* _Objective_
Search the data below for "calendar"; list each line that holds it.

* _Data provided_
---*---

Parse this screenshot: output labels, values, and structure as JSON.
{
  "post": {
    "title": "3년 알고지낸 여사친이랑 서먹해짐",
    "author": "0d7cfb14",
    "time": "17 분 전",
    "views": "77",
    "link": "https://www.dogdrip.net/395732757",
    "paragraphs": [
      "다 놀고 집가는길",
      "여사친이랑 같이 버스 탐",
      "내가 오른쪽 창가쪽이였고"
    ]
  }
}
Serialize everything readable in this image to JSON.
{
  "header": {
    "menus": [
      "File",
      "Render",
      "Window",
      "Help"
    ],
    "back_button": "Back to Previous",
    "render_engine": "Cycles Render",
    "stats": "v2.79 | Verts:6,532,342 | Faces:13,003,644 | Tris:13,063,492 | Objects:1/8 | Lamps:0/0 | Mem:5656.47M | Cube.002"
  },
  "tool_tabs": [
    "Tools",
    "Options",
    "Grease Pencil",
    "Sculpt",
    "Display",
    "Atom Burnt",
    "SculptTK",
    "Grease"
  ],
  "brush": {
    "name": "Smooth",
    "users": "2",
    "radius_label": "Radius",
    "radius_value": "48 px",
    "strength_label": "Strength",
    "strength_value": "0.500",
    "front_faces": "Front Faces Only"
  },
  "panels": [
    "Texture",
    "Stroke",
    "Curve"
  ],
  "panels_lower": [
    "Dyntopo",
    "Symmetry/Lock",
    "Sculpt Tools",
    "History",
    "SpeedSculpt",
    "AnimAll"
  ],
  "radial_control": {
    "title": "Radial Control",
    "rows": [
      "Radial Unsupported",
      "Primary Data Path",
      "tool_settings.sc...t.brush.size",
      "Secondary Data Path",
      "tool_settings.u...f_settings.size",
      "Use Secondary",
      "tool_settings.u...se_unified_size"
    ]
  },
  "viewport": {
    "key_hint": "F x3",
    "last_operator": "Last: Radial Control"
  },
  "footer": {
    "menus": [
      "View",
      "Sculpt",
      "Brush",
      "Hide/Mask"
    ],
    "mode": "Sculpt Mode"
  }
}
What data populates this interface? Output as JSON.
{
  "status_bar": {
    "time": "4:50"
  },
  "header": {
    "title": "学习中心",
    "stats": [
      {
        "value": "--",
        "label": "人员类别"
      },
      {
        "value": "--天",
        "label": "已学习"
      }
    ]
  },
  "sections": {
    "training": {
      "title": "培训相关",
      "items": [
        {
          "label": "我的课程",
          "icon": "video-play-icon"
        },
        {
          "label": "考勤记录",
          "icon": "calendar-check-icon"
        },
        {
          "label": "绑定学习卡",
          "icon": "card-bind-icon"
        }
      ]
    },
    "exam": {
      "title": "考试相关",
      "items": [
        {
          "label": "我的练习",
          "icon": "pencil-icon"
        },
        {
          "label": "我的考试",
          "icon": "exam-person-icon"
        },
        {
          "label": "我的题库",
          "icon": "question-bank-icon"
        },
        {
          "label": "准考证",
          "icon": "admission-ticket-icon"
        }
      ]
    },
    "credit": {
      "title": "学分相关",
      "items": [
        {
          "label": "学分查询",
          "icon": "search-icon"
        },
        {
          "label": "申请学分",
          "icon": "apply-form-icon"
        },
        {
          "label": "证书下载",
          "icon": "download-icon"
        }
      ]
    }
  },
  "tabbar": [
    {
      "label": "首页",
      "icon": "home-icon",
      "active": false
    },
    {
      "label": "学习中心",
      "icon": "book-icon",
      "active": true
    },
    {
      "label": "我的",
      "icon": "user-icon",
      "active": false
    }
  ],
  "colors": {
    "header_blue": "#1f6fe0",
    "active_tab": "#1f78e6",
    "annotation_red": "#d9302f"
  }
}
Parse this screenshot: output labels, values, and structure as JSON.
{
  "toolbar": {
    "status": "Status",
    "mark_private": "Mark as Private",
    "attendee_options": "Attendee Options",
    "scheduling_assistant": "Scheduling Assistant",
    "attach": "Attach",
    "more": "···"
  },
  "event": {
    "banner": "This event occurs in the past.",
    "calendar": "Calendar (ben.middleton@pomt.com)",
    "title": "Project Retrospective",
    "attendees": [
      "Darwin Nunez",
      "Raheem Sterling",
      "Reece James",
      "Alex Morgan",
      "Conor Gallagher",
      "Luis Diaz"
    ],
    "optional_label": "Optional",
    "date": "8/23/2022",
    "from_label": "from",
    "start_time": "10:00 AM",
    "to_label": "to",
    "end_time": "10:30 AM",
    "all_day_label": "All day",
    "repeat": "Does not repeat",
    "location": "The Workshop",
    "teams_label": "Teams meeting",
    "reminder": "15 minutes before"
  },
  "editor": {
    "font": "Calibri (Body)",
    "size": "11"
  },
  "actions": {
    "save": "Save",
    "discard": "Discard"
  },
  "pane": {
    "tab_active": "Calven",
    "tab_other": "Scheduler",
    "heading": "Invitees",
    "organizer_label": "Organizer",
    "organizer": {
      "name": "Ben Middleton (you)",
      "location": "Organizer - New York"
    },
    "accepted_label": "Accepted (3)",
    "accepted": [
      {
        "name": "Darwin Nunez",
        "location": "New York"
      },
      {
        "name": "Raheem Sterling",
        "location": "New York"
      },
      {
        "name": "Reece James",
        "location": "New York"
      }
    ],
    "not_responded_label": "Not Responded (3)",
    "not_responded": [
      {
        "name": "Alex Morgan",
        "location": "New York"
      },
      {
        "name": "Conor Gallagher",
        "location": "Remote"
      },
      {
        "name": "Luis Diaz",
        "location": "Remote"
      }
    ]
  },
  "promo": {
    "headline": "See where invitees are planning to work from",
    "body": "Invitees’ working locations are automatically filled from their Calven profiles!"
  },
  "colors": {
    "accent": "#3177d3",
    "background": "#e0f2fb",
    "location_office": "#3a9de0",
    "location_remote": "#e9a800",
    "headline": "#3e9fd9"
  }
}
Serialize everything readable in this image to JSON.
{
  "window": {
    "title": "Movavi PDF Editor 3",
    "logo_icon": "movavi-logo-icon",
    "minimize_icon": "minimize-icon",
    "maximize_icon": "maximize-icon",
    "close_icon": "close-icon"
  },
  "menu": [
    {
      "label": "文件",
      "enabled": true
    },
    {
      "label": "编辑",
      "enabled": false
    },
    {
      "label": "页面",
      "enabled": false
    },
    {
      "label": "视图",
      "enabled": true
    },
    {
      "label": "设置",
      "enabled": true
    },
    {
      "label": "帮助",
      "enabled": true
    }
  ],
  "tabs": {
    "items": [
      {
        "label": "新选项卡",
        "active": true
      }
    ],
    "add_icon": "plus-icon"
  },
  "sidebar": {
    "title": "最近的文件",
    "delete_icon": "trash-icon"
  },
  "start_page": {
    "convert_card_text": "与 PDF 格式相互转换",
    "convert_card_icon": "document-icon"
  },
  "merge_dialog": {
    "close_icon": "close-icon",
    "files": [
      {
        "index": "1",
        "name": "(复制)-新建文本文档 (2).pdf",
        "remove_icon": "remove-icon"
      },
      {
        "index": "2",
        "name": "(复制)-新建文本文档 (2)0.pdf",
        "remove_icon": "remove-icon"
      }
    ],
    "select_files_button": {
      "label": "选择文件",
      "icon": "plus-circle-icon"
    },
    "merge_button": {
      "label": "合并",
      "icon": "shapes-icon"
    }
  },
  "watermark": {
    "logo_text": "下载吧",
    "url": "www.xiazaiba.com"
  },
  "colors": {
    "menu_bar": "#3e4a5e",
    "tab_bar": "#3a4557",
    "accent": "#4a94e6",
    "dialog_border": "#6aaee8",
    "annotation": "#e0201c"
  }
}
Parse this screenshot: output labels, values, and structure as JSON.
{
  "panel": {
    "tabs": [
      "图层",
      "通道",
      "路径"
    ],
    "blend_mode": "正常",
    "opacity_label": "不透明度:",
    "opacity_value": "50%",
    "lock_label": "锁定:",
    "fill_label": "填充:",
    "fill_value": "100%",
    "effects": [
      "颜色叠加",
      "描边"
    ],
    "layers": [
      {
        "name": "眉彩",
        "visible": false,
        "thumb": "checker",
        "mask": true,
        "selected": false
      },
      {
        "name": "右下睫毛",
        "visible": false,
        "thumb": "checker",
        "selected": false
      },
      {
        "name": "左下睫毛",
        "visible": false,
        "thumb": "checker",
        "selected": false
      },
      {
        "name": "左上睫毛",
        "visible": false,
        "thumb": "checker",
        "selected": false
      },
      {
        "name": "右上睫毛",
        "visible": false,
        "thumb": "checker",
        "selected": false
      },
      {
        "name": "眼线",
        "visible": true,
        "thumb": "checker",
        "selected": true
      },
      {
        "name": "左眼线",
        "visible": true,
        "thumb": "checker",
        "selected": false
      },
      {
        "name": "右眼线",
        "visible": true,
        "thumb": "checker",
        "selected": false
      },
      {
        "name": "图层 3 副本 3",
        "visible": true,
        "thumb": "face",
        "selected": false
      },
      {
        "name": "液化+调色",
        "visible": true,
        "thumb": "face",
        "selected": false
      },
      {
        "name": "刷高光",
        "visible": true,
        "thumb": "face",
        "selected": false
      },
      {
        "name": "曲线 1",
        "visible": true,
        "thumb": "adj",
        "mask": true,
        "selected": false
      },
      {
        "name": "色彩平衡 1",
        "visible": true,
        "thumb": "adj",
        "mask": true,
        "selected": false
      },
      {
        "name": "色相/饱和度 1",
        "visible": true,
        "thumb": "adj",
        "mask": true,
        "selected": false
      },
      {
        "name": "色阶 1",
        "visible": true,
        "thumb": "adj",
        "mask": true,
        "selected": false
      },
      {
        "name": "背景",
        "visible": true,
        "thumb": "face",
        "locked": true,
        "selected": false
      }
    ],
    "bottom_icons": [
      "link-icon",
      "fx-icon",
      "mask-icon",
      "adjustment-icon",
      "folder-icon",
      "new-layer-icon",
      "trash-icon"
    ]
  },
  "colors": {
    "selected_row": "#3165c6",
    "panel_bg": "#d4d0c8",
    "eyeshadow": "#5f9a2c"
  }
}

---*---

* _Full output_
          "icon": "calendar-check-icon"
    "calendar": "Calendar (ben.middleton@pomt.com)",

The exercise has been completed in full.